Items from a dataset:
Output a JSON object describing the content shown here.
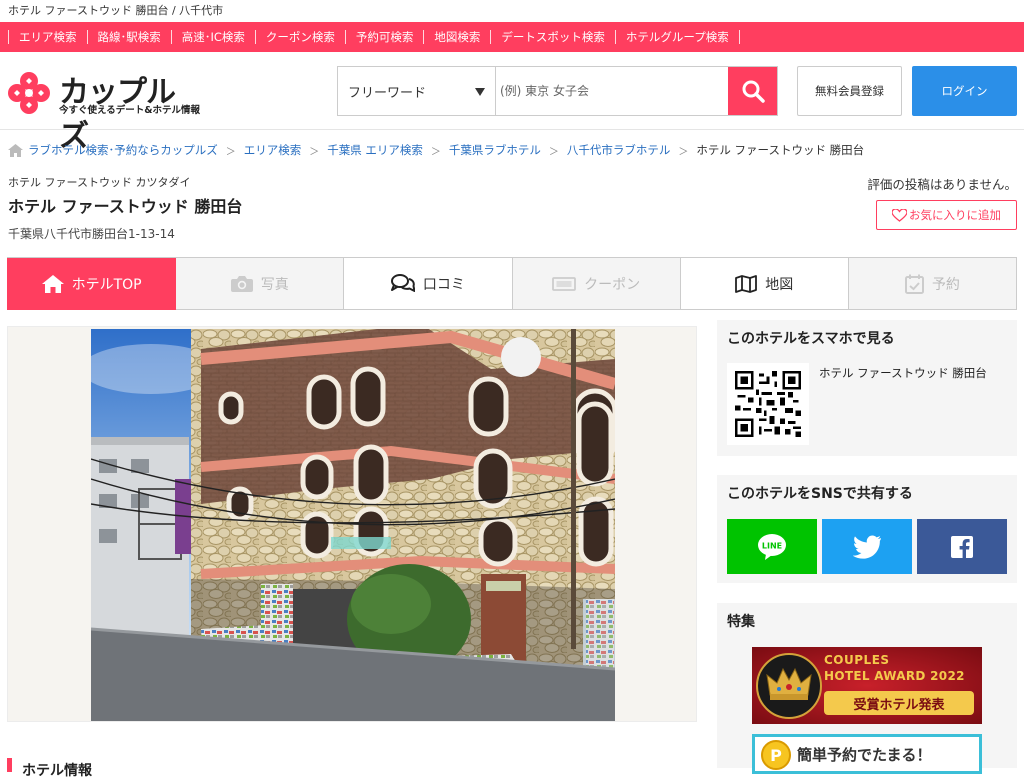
{
  "page": {
    "title": "ホテル ファーストウッド 勝田台 / 八千代市"
  },
  "nav": {
    "items": [
      "エリア検索",
      "路線･駅検索",
      "高速･IC検索",
      "クーポン検索",
      "予約可検索",
      "地図検索",
      "デートスポット検索",
      "ホテルグループ検索"
    ]
  },
  "brand": {
    "name": "カップルズ",
    "tagline": "今すぐ使えるデート&ホテル情報",
    "accent": "#ff3e5f",
    "blue": "#2b8fe8"
  },
  "search": {
    "select_label": "フリーワード",
    "placeholder": "(例) 東京 女子会"
  },
  "header": {
    "register_label": "無料会員登録",
    "login_label": "ログイン"
  },
  "breadcrumb": {
    "items": [
      "ラブホテル検索･予約ならカップルズ",
      "エリア検索",
      "千葉県 エリア検索",
      "千葉県ラブホテル",
      "八千代市ラブホテル"
    ],
    "current": "ホテル ファーストウッド 勝田台"
  },
  "hotel": {
    "kana": "ホテル ファーストウッド カツタダイ",
    "name": "ホテル ファーストウッド 勝田台",
    "address": "千葉県八千代市勝田台1-13-14",
    "review_note": "評価の投稿はありません。",
    "fav_label": "お気に入りに追加"
  },
  "tabs": [
    {
      "label": "ホテルTOP",
      "icon": "home-icon",
      "state": "active"
    },
    {
      "label": "写真",
      "icon": "camera-icon",
      "state": "disabled"
    },
    {
      "label": "口コミ",
      "icon": "comments-icon",
      "state": "normal"
    },
    {
      "label": "クーポン",
      "icon": "ticket-icon",
      "state": "disabled"
    },
    {
      "label": "地図",
      "icon": "map-icon",
      "state": "normal"
    },
    {
      "label": "予約",
      "icon": "calendar-check-icon",
      "state": "disabled"
    }
  ],
  "main": {
    "section_title": "ホテル情報"
  },
  "side": {
    "qr_title": "このホテルをスマホで見る",
    "qr_name": "ホテル ファーストウッド 勝田台",
    "sns_title": "このホテルをSNSで共有する",
    "sns": [
      {
        "name": "LINE",
        "color": "#00c300"
      },
      {
        "name": "twitter",
        "color": "#1da1f2"
      },
      {
        "name": "facebook",
        "color": "#3b5998"
      }
    ],
    "feature_title": "特集",
    "banner1": {
      "line1": "COUPLES",
      "line2": "HOTEL AWARD 2022",
      "line3": "受賞ホテル発表"
    },
    "banner2": {
      "text": "簡単予約でたまる！"
    }
  }
}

• **Task to carry out**
Write out all the entries exactly, except for the pictures.

• **Full answer**
Output a JSON object describing the content shown here.
{
  "page": {
    "title": "ホテル ファーストウッド 勝田台 / 八千代市"
  },
  "nav": {
    "items": [
      "エリア検索",
      "路線･駅検索",
      "高速･IC検索",
      "クーポン検索",
      "予約可検索",
      "地図検索",
      "デートスポット検索",
      "ホテルグループ検索"
    ]
  },
  "brand": {
    "name": "カップルズ",
    "tagline": "今すぐ使えるデート&ホテル情報",
    "accent": "#ff3e5f",
    "blue": "#2b8fe8"
  },
  "search": {
    "select_label": "フリーワード",
    "placeholder": "(例) 東京 女子会"
  },
  "header": {
    "register_label": "無料会員登録",
    "login_label": "ログイン"
  },
  "breadcrumb": {
    "items": [
      "ラブホテル検索･予約ならカップルズ",
      "エリア検索",
      "千葉県 エリア検索",
      "千葉県ラブホテル",
      "八千代市ラブホテル"
    ],
    "current": "ホテル ファーストウッド 勝田台"
  },
  "hotel": {
    "kana": "ホテル ファーストウッド カツタダイ",
    "name": "ホテル ファーストウッド 勝田台",
    "address": "千葉県八千代市勝田台1-13-14",
    "review_note": "評価の投稿はありません。",
    "fav_label": "お気に入りに追加"
  },
  "tabs": [
    {
      "label": "ホテルTOP",
      "icon": "home-icon",
      "state": "active"
    },
    {
      "label": "写真",
      "icon": "camera-icon",
      "state": "disabled"
    },
    {
      "label": "口コミ",
      "icon": "comments-icon",
      "state": "normal"
    },
    {
      "label": "クーポン",
      "icon": "ticket-icon",
      "state": "disabled"
    },
    {
      "label": "地図",
      "icon": "map-icon",
      "state": "normal"
    },
    {
      "label": "予約",
      "icon": "calendar-check-icon",
      "state": "disabled"
    }
  ],
  "main": {
    "section_title": "ホテル情報"
  },
  "side": {
    "qr_title": "このホテルをスマホで見る",
    "qr_name": "ホテル ファーストウッド 勝田台",
    "sns_title": "このホテルをSNSで共有する",
    "sns": [
      {
        "name": "LINE",
        "color": "#00c300"
      },
      {
        "name": "twitter",
        "color": "#1da1f2"
      },
      {
        "name": "facebook",
        "color": "#3b5998"
      }
    ],
    "feature_title": "特集",
    "banner1": {
      "line1": "COUPLES",
      "line2": "HOTEL AWARD 2022",
      "line3": "受賞ホテル発表"
    },
    "banner2": {
      "text": "簡単予約でたまる！"
    }
  }
}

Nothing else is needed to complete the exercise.